» WHAT THE TASK ASKS: In the records below, find each line containing the word "this" and copy it.

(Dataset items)
** START **
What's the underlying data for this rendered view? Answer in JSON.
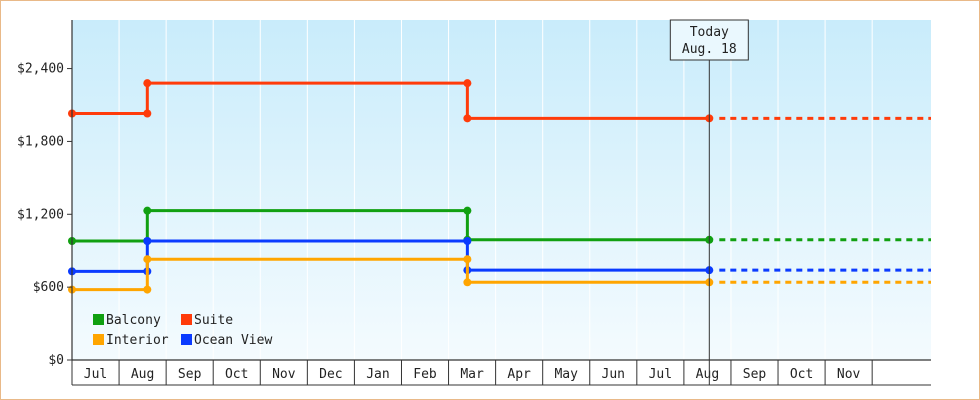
{
  "chart_data": {
    "type": "line",
    "subtype": "step",
    "ylim": [
      0,
      2800
    ],
    "y_ticks": [
      {
        "value": 0,
        "label": "$0"
      },
      {
        "value": 600,
        "label": "$600"
      },
      {
        "value": 1200,
        "label": "$1,200"
      },
      {
        "value": 1800,
        "label": "$1,800"
      },
      {
        "value": 2400,
        "label": "$2,400"
      }
    ],
    "x_range": [
      0,
      18.25
    ],
    "x_months": [
      "Jul",
      "Aug",
      "Sep",
      "Oct",
      "Nov",
      "Dec",
      "Jan",
      "Feb",
      "Mar",
      "Apr",
      "May",
      "Jun",
      "Jul",
      "Aug",
      "Sep",
      "Oct",
      "Nov"
    ],
    "today": {
      "x": 13.54,
      "line1": "Today",
      "line2": "Aug. 18"
    },
    "projection_end": 18.25,
    "legend": {
      "placement": "bottom-left",
      "items": [
        {
          "label": "Balcony",
          "color": "#11a011"
        },
        {
          "label": "Suite",
          "color": "#ff3b0a"
        },
        {
          "label": "Interior",
          "color": "#ffa500"
        },
        {
          "label": "Ocean View",
          "color": "#0a3bff"
        }
      ]
    },
    "series": [
      {
        "name": "Suite",
        "color": "#ff3b0a",
        "points": [
          [
            0,
            2030
          ],
          [
            1.6,
            2030
          ],
          [
            1.6,
            2280
          ],
          [
            8.4,
            2280
          ],
          [
            8.4,
            1990
          ],
          [
            13.54,
            1990
          ]
        ]
      },
      {
        "name": "Balcony",
        "color": "#11a011",
        "points": [
          [
            0,
            980
          ],
          [
            1.6,
            980
          ],
          [
            1.6,
            1230
          ],
          [
            8.4,
            1230
          ],
          [
            8.4,
            990
          ],
          [
            13.54,
            990
          ]
        ]
      },
      {
        "name": "Ocean View",
        "color": "#0a3bff",
        "points": [
          [
            0,
            730
          ],
          [
            1.6,
            730
          ],
          [
            1.6,
            980
          ],
          [
            8.4,
            980
          ],
          [
            8.4,
            740
          ],
          [
            13.54,
            740
          ]
        ]
      },
      {
        "name": "Interior",
        "color": "#ffa500",
        "points": [
          [
            0,
            580
          ],
          [
            1.6,
            580
          ],
          [
            1.6,
            830
          ],
          [
            8.4,
            830
          ],
          [
            8.4,
            640
          ],
          [
            13.54,
            640
          ]
        ]
      }
    ]
  }
}
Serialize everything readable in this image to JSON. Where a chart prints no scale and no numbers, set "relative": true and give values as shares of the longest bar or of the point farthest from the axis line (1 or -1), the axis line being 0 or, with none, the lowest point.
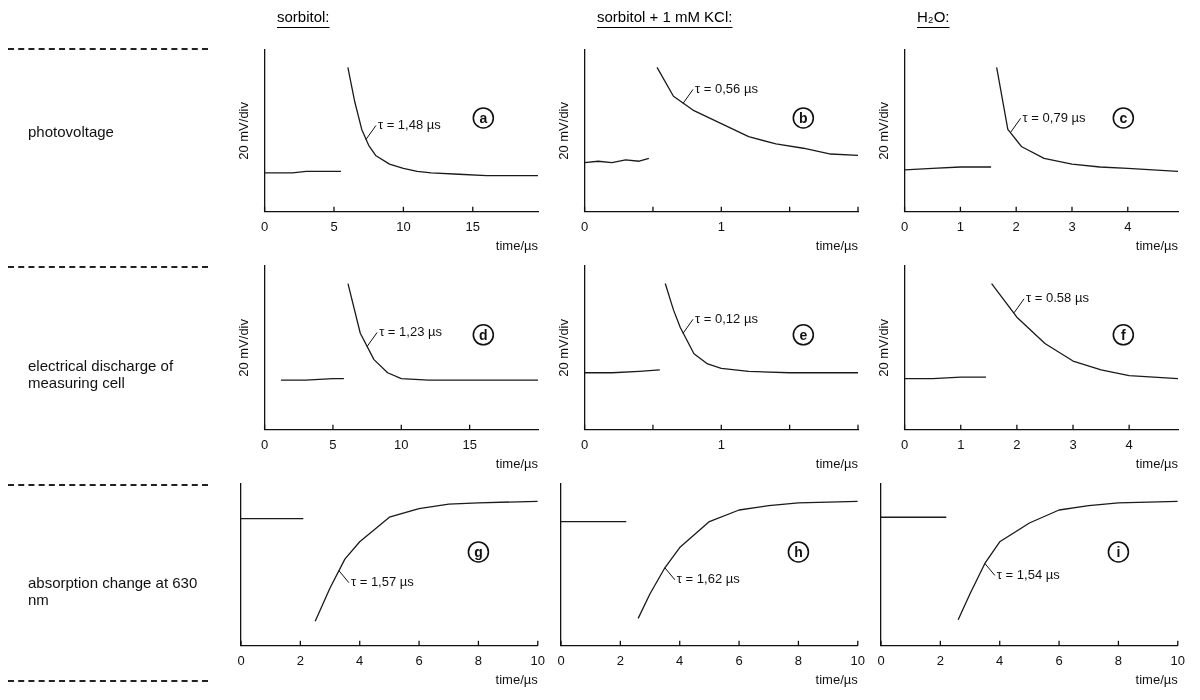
{
  "chart_data": [
    {
      "type": "other",
      "annotations": [
        "photovoltage",
        "electrical discharge of measuring cell",
        "absorption change at 630 nm"
      ]
    },
    {
      "type": "line",
      "title": "sorbitol:",
      "xlabel": "time/µs",
      "ylabel": "20 mV/div",
      "relative": true,
      "xlim": [
        0,
        19.7
      ],
      "xticks": [
        0,
        5,
        10,
        15
      ],
      "annotations": [
        {
          "text": "τ = 1,48 µs",
          "x": 7.3,
          "y": 0.5
        },
        "a"
      ],
      "series": [
        {
          "color": "#1a1a1a",
          "x": [
            0,
            1,
            2,
            3,
            4,
            5,
            5.5,
            5.8,
            6.0,
            6.5,
            7,
            7.5,
            8,
            9,
            10,
            11,
            12,
            14,
            16,
            19.7
          ],
          "values": [
            0.27,
            0.27,
            0.27,
            0.28,
            0.28,
            0.28,
            0.28,
            null,
            1.0,
            0.76,
            0.57,
            0.46,
            0.39,
            0.33,
            0.3,
            0.28,
            0.27,
            0.26,
            0.25,
            0.25
          ]
        }
      ]
    },
    {
      "type": "line",
      "title": "sorbitol + 1 mM KCl:",
      "xlabel": "time/µs",
      "ylabel": "20 mV/div",
      "relative": true,
      "xlim": [
        0,
        2
      ],
      "xticks": [
        0,
        {
          "value": 0.5,
          "label": null
        },
        1,
        {
          "value": 1.5,
          "label": null
        },
        {
          "value": 2,
          "label": null
        }
      ],
      "annotations": [
        {
          "text": "τ = 0,56 µs",
          "x": 0.72,
          "y": 0.75
        },
        "b"
      ],
      "series": [
        {
          "color": "#1a1a1a",
          "x": [
            0,
            0.1,
            0.2,
            0.3,
            0.4,
            0.47,
            0.5,
            0.53,
            0.65,
            0.8,
            1.0,
            1.2,
            1.4,
            1.6,
            1.8,
            2.0
          ],
          "values": [
            0.34,
            0.35,
            0.34,
            0.36,
            0.35,
            0.37,
            null,
            1.0,
            0.8,
            0.7,
            0.61,
            0.52,
            0.47,
            0.44,
            0.4,
            0.39
          ]
        }
      ]
    },
    {
      "type": "line",
      "title": "H₂O:",
      "xlabel": "time/µs",
      "ylabel": "20 mV/div",
      "relative": true,
      "xlim": [
        0,
        4.9
      ],
      "xticks": [
        0,
        1,
        2,
        3,
        4
      ],
      "annotations": [
        {
          "text": "τ = 0,79 µs",
          "x": 1.9,
          "y": 0.55
        },
        "c"
      ],
      "series": [
        {
          "color": "#1a1a1a",
          "x": [
            0,
            0.5,
            1,
            1.55,
            1.6,
            1.65,
            1.85,
            2.1,
            2.5,
            3,
            3.5,
            4,
            4.9
          ],
          "values": [
            0.29,
            0.3,
            0.31,
            0.31,
            null,
            1.0,
            0.57,
            0.45,
            0.37,
            0.33,
            0.31,
            0.3,
            0.28
          ]
        }
      ]
    },
    {
      "type": "line",
      "xlabel": "time/µs",
      "ylabel": "20 mV/div",
      "relative": true,
      "xlim": [
        0,
        20
      ],
      "xticks": [
        0,
        5,
        10,
        15
      ],
      "annotations": [
        {
          "text": "τ = 1,23 µs",
          "x": 7.5,
          "y": 0.57
        },
        "d"
      ],
      "series": [
        {
          "color": "#1a1a1a",
          "x": [
            1.2,
            3,
            5,
            5.8,
            6.0,
            6.1,
            7,
            8,
            9,
            10,
            12,
            15,
            20
          ],
          "values": [
            0.34,
            0.34,
            0.35,
            0.35,
            null,
            1.0,
            0.66,
            0.48,
            0.39,
            0.35,
            0.34,
            0.34,
            0.34
          ]
        }
      ]
    },
    {
      "type": "line",
      "xlabel": "time/µs",
      "ylabel": "20 mV/div",
      "relative": true,
      "xlim": [
        0,
        2
      ],
      "xticks": [
        0,
        {
          "value": 0.5,
          "label": null
        },
        1,
        {
          "value": 1.5,
          "label": null
        },
        {
          "value": 2,
          "label": null
        }
      ],
      "annotations": [
        {
          "text": "τ = 0,12 µs",
          "x": 0.72,
          "y": 0.66
        },
        "e"
      ],
      "series": [
        {
          "color": "#1a1a1a",
          "x": [
            0,
            0.2,
            0.4,
            0.55,
            0.57,
            0.59,
            0.65,
            0.7,
            0.8,
            0.9,
            1.0,
            1.2,
            1.5,
            2.0
          ],
          "values": [
            0.39,
            0.39,
            0.4,
            0.41,
            null,
            1.0,
            0.82,
            0.7,
            0.52,
            0.45,
            0.42,
            0.4,
            0.39,
            0.39
          ]
        }
      ]
    },
    {
      "type": "line",
      "xlabel": "time/µs",
      "ylabel": "20 mV/div",
      "relative": true,
      "xlim": [
        0,
        4.87
      ],
      "xticks": [
        0,
        1,
        2,
        3,
        4
      ],
      "annotations": [
        {
          "text": "τ = 0.58 µs",
          "x": 1.95,
          "y": 0.8
        },
        "f"
      ],
      "series": [
        {
          "color": "#1a1a1a",
          "x": [
            0,
            0.5,
            1,
            1.45,
            1.5,
            1.55,
            2.0,
            2.5,
            3,
            3.5,
            4,
            4.87
          ],
          "values": [
            0.35,
            0.35,
            0.36,
            0.36,
            null,
            1.0,
            0.77,
            0.59,
            0.47,
            0.41,
            0.37,
            0.35
          ]
        }
      ]
    },
    {
      "type": "line",
      "xlabel": "time/µs",
      "relative": true,
      "xlim": [
        0,
        10
      ],
      "xticks": [
        0,
        2,
        4,
        6,
        8,
        10
      ],
      "annotations": [
        {
          "text": "τ = 1,57 µs",
          "x": 3.3,
          "y": 0.52
        },
        "g"
      ],
      "series": [
        {
          "color": "#1a1a1a",
          "x": [
            0,
            1,
            2,
            2.1,
            2.3,
            2.5,
            3,
            3.5,
            4,
            5,
            6,
            7,
            8,
            10
          ],
          "values": [
            0.88,
            0.88,
            0.88,
            0.88,
            null,
            0.17,
            0.4,
            0.6,
            0.72,
            0.89,
            0.95,
            0.98,
            0.99,
            1.0
          ]
        }
      ]
    },
    {
      "type": "line",
      "xlabel": "time/µs",
      "relative": true,
      "xlim": [
        0,
        10
      ],
      "xticks": [
        0,
        2,
        4,
        6,
        8,
        10
      ],
      "annotations": [
        {
          "text": "τ = 1,62 µs",
          "x": 3.5,
          "y": 0.54
        },
        "h"
      ],
      "series": [
        {
          "color": "#1a1a1a",
          "x": [
            0,
            1,
            2,
            2.2,
            2.4,
            2.6,
            3,
            3.5,
            4,
            5,
            6,
            7,
            8,
            10
          ],
          "values": [
            0.86,
            0.86,
            0.86,
            0.86,
            null,
            0.19,
            0.36,
            0.54,
            0.68,
            0.86,
            0.94,
            0.97,
            0.99,
            1.0
          ]
        }
      ]
    },
    {
      "type": "line",
      "xlabel": "time/µs",
      "relative": true,
      "xlim": [
        0,
        10
      ],
      "xticks": [
        0,
        2,
        4,
        6,
        8,
        10
      ],
      "annotations": [
        {
          "text": "τ = 1,54 µs",
          "x": 3.5,
          "y": 0.57
        },
        "i"
      ],
      "series": [
        {
          "color": "#1a1a1a",
          "x": [
            0,
            1,
            2,
            2.2,
            2.4,
            2.6,
            3,
            3.5,
            4,
            5,
            6,
            7,
            8,
            10
          ],
          "values": [
            0.89,
            0.89,
            0.89,
            0.89,
            null,
            0.18,
            0.36,
            0.57,
            0.72,
            0.85,
            0.94,
            0.97,
            0.99,
            1.0
          ]
        }
      ]
    }
  ]
}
** END **
» COMPLETE ANSWER:
What's the underlying data for this rendered view? Answer in JSON.
Serialize everything readable in this image to JSON. Where a chart prints no scale and no numbers, set "relative": true and give values as shares of the longest bar or of the point farthest from the axis line (1 or -1), the axis line being 0 or, with none, the lowest point.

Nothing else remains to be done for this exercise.